→ **GIVEN EXERCISE**: Please give the listing again, word for word, with nothing left out.

════════

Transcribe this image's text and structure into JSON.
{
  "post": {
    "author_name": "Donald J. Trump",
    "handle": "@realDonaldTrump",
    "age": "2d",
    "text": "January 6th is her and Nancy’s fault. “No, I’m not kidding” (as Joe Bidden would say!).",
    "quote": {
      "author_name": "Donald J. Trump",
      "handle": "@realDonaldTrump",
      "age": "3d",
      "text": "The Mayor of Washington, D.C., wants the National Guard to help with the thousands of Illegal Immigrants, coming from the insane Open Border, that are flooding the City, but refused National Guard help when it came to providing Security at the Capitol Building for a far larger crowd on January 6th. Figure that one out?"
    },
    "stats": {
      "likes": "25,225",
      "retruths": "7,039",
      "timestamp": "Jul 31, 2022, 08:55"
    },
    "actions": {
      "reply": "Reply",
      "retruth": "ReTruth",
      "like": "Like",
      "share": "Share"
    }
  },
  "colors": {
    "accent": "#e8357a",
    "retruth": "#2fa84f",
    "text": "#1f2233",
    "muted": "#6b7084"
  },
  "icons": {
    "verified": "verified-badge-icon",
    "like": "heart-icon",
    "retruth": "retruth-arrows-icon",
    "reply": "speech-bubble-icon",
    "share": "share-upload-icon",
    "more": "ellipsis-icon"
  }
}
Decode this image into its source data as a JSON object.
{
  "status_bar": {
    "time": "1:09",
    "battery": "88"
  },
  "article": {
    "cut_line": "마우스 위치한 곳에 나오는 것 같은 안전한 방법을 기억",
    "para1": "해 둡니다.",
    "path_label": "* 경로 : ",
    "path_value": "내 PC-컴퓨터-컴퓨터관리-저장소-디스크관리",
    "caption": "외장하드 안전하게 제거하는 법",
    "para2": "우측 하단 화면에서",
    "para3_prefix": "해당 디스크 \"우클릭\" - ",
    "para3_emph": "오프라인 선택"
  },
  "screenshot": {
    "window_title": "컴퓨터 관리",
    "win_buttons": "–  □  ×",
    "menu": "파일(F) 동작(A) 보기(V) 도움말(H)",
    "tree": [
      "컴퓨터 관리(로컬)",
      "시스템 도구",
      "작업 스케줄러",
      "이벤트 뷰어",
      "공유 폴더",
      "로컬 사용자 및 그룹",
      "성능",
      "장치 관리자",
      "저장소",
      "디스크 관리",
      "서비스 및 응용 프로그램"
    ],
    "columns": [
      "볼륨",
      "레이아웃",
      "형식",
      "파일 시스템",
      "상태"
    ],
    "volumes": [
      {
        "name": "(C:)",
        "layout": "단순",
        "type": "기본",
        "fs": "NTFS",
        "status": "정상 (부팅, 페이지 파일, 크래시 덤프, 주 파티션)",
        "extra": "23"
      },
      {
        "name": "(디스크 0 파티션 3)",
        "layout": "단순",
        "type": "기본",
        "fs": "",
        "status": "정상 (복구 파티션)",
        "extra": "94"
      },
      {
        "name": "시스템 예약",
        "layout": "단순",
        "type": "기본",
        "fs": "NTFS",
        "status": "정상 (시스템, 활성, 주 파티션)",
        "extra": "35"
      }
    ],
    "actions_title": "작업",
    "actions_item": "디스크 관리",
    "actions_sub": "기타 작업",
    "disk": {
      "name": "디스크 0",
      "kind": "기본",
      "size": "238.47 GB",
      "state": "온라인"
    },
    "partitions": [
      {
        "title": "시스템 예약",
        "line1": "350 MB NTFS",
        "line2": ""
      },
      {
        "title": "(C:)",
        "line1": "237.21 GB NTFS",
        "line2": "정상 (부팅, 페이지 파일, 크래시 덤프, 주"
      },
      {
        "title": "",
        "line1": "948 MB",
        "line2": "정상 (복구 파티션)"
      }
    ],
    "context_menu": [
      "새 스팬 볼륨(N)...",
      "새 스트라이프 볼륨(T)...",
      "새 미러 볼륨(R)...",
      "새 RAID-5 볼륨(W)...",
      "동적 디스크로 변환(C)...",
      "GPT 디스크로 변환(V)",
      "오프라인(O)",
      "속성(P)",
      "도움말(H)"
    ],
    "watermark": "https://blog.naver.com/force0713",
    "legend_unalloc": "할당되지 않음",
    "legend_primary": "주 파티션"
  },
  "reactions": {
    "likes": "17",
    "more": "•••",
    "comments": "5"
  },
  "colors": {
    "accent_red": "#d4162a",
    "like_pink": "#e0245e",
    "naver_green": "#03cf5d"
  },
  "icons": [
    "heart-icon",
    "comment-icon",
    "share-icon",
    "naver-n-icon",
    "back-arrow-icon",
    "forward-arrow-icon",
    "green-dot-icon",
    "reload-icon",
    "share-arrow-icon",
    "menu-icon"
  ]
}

════════

→ **RESULT BELOW**:
Transcribe this image's text and structure into JSON.
{
  "post": {
    "author_name": "Donald J. Trump",
    "handle": "@realDonaldTrump",
    "age": "2d",
    "text": "January 6th is her and Nancy’s fault. “No, I’m not kidding” (as Joe Bidden would say!).",
    "quote": {
      "author_name": "Donald J. Trump",
      "handle": "@realDonaldTrump",
      "age": "3d",
      "text": "The Mayor of Washington, D.C., wants the National Guard to help with the thousands of Illegal Immigrants, coming from the insane Open Border, that are flooding the City, but refused National Guard help when it came to providing Security at the Capitol Building for a far larger crowd on January 6th. Figure that one out?"
    },
    "stats": {
      "likes": "25,225",
      "retruths": "7,039",
      "timestamp": "Jul 31, 2022, 08:55"
    },
    "actions": {
      "reply": "Reply",
      "retruth": "ReTruth",
      "like": "Like",
      "share": "Share"
    }
  },
  "colors": {
    "accent": "#e8357a",
    "retruth": "#2fa84f",
    "text": "#1f2233",
    "muted": "#6b7084"
  },
  "icons": {
    "verified": "verified-badge-icon",
    "like": "heart-icon",
    "retruth": "retruth-arrows-icon",
    "reply": "speech-bubble-icon",
    "share": "share-upload-icon",
    "more": "ellipsis-icon"
  }
}
Decode this image into its source data as a JSON object.
{
  "status_bar": {
    "time": "1:09",
    "battery": "88"
  },
  "article": {
    "cut_line": "마우스 위치한 곳에 나오는 것 같은 안전한 방법을 기억",
    "para1": "해 둡니다.",
    "path_label": "* 경로 : ",
    "path_value": "내 PC-컴퓨터-컴퓨터관리-저장소-디스크관리",
    "caption": "외장하드 안전하게 제거하는 법",
    "para2": "우측 하단 화면에서",
    "para3_prefix": "해당 디스크 \"우클릭\" - ",
    "para3_emph": "오프라인 선택"
  },
  "screenshot": {
    "window_title": "컴퓨터 관리",
    "win_buttons": "–  □  ×",
    "menu": "파일(F) 동작(A) 보기(V) 도움말(H)",
    "tree": [
      "컴퓨터 관리(로컬)",
      "시스템 도구",
      "작업 스케줄러",
      "이벤트 뷰어",
      "공유 폴더",
      "로컬 사용자 및 그룹",
      "성능",
      "장치 관리자",
      "저장소",
      "디스크 관리",
      "서비스 및 응용 프로그램"
    ],
    "columns": [
      "볼륨",
      "레이아웃",
      "형식",
      "파일 시스템",
      "상태"
    ],
    "volumes": [
      {
        "name": "(C:)",
        "layout": "단순",
        "type": "기본",
        "fs": "NTFS",
        "status": "정상 (부팅, 페이지 파일, 크래시 덤프, 주 파티션)",
        "extra": "23"
      },
      {
        "name": "(디스크 0 파티션 3)",
        "layout": "단순",
        "type": "기본",
        "fs": "",
        "status": "정상 (복구 파티션)",
        "extra": "94"
      },
      {
        "name": "시스템 예약",
        "layout": "단순",
        "type": "기본",
        "fs": "NTFS",
        "status": "정상 (시스템, 활성, 주 파티션)",
        "extra": "35"
      }
    ],
    "actions_title": "작업",
    "actions_item": "디스크 관리",
    "actions_sub": "기타 작업",
    "disk": {
      "name": "디스크 0",
      "kind": "기본",
      "size": "238.47 GB",
      "state": "온라인"
    },
    "partitions": [
      {
        "title": "시스템 예약",
        "line1": "350 MB NTFS",
        "line2": ""
      },
      {
        "title": "(C:)",
        "line1": "237.21 GB NTFS",
        "line2": "정상 (부팅, 페이지 파일, 크래시 덤프, 주"
      },
      {
        "title": "",
        "line1": "948 MB",
        "line2": "정상 (복구 파티션)"
      }
    ],
    "context_menu": [
      "새 스팬 볼륨(N)...",
      "새 스트라이프 볼륨(T)...",
      "새 미러 볼륨(R)...",
      "새 RAID-5 볼륨(W)...",
      "동적 디스크로 변환(C)...",
      "GPT 디스크로 변환(V)",
      "오프라인(O)",
      "속성(P)",
      "도움말(H)"
    ],
    "watermark": "https://blog.naver.com/force0713",
    "legend_unalloc": "할당되지 않음",
    "legend_primary": "주 파티션"
  },
  "reactions": {
    "likes": "17",
    "more": "•••",
    "comments": "5"
  },
  "colors": {
    "accent_red": "#d4162a",
    "like_pink": "#e0245e",
    "naver_green": "#03cf5d"
  },
  "icons": [
    "heart-icon",
    "comment-icon",
    "share-icon",
    "naver-n-icon",
    "back-arrow-icon",
    "forward-arrow-icon",
    "green-dot-icon",
    "reload-icon",
    "share-arrow-icon",
    "menu-icon"
  ]
}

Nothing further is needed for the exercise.